Short problem> Filter these entries, keeping only lines that hold the word "this".

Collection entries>
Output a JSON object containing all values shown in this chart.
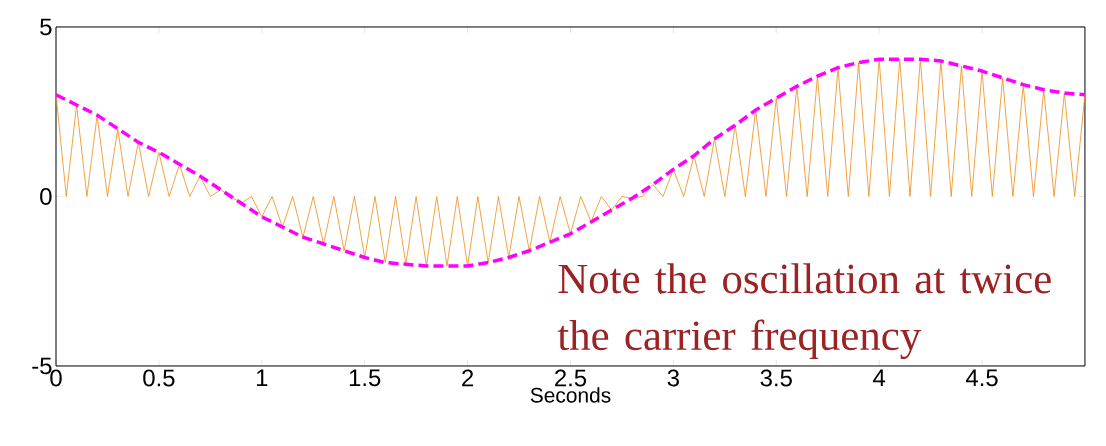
{
  "chart_data": {
    "type": "line",
    "xlabel": "Seconds",
    "xlim": [
      0,
      5
    ],
    "ylim": [
      -5,
      5
    ],
    "xticks": [
      0,
      0.5,
      1,
      1.5,
      2,
      2.5,
      3,
      3.5,
      4,
      4.5
    ],
    "yticks": [
      -5,
      0,
      5
    ],
    "series": [
      {
        "color": "#ee8c14",
        "line_style": "solid",
        "x": [
          0,
          0.05,
          0.1,
          0.15,
          0.2,
          0.25,
          0.3,
          0.35,
          0.4,
          0.45,
          0.5,
          0.55,
          0.6,
          0.65,
          0.7,
          0.75,
          0.8,
          0.85,
          0.9,
          0.95,
          1,
          1.05,
          1.1,
          1.15,
          1.2,
          1.25,
          1.3,
          1.35,
          1.4,
          1.45,
          1.5,
          1.55,
          1.6,
          1.65,
          1.7,
          1.75,
          1.8,
          1.85,
          1.9,
          1.95,
          2,
          2.05,
          2.1,
          2.15,
          2.2,
          2.25,
          2.3,
          2.35,
          2.4,
          2.45,
          2.5,
          2.55,
          2.6,
          2.65,
          2.7,
          2.75,
          2.8,
          2.85,
          2.9,
          2.95,
          3,
          3.05,
          3.1,
          3.15,
          3.2,
          3.25,
          3.3,
          3.35,
          3.4,
          3.45,
          3.5,
          3.55,
          3.6,
          3.65,
          3.7,
          3.75,
          3.8,
          3.85,
          3.9,
          3.95,
          4,
          4.05,
          4.1,
          4.15,
          4.2,
          4.25,
          4.3,
          4.35,
          4.4,
          4.45,
          4.5,
          4.55,
          4.6,
          4.65,
          4.7,
          4.75,
          4.8,
          4.85,
          4.9,
          4.95,
          5
        ],
        "values": [
          3.0,
          0,
          2.7,
          0,
          2.4,
          0,
          2.0,
          0,
          1.6,
          0,
          1.3,
          0,
          0.95,
          0,
          0.6,
          0,
          0.2,
          0,
          -0.2,
          0,
          -0.6,
          0,
          -0.9,
          0,
          -1.2,
          0,
          -1.4,
          0,
          -1.6,
          0,
          -1.8,
          0,
          -1.95,
          0,
          -2.0,
          0,
          -2.05,
          0,
          -2.05,
          0,
          -2.05,
          0,
          -1.95,
          0,
          -1.8,
          0,
          -1.6,
          0,
          -1.35,
          0,
          -1.1,
          0,
          -0.75,
          0,
          -0.4,
          0,
          -0.05,
          0,
          0.35,
          0,
          0.8,
          0,
          1.2,
          0,
          1.7,
          0,
          2.1,
          0,
          2.55,
          0,
          2.9,
          0,
          3.25,
          0,
          3.55,
          0,
          3.8,
          0,
          3.95,
          0,
          4.05,
          0,
          4.05,
          0,
          4.05,
          0,
          4.0,
          0,
          3.85,
          0,
          3.7,
          0,
          3.5,
          0,
          3.3,
          0,
          3.15,
          0,
          3.05,
          0,
          3.0
        ]
      },
      {
        "color": "#ff00ff",
        "line_style": "dashed",
        "x": [
          0,
          0.1,
          0.2,
          0.3,
          0.4,
          0.5,
          0.6,
          0.7,
          0.8,
          0.9,
          1,
          1.1,
          1.2,
          1.3,
          1.4,
          1.5,
          1.6,
          1.7,
          1.8,
          1.9,
          2,
          2.1,
          2.2,
          2.3,
          2.4,
          2.5,
          2.6,
          2.7,
          2.8,
          2.9,
          3,
          3.1,
          3.2,
          3.3,
          3.4,
          3.5,
          3.6,
          3.7,
          3.8,
          3.9,
          4,
          4.1,
          4.2,
          4.3,
          4.4,
          4.5,
          4.6,
          4.7,
          4.8,
          4.9,
          5
        ],
        "values": [
          3.0,
          2.7,
          2.4,
          2.0,
          1.6,
          1.3,
          0.95,
          0.6,
          0.2,
          -0.2,
          -0.6,
          -0.9,
          -1.2,
          -1.4,
          -1.6,
          -1.8,
          -1.95,
          -2.0,
          -2.05,
          -2.05,
          -2.05,
          -1.95,
          -1.8,
          -1.6,
          -1.35,
          -1.1,
          -0.75,
          -0.4,
          -0.05,
          0.35,
          0.8,
          1.2,
          1.7,
          2.1,
          2.55,
          2.9,
          3.25,
          3.55,
          3.8,
          3.95,
          4.05,
          4.05,
          4.05,
          4.0,
          3.85,
          3.7,
          3.5,
          3.3,
          3.15,
          3.05,
          3.0
        ]
      }
    ],
    "annotations": [
      "Note the oscillation at twice the carrier frequency"
    ]
  }
}
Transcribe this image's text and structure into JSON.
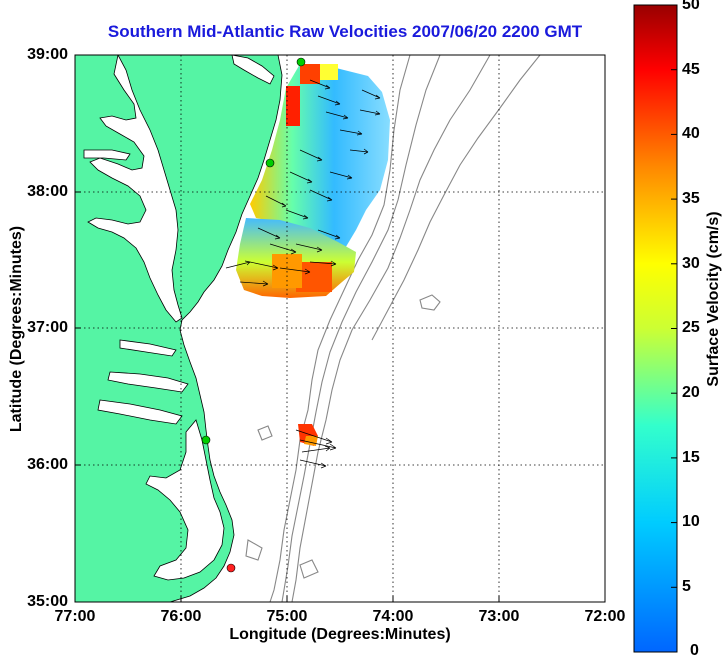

Solution>
Output a JSON object containing all values shown in this chart.
Transcribe this image's text and structure into JSON.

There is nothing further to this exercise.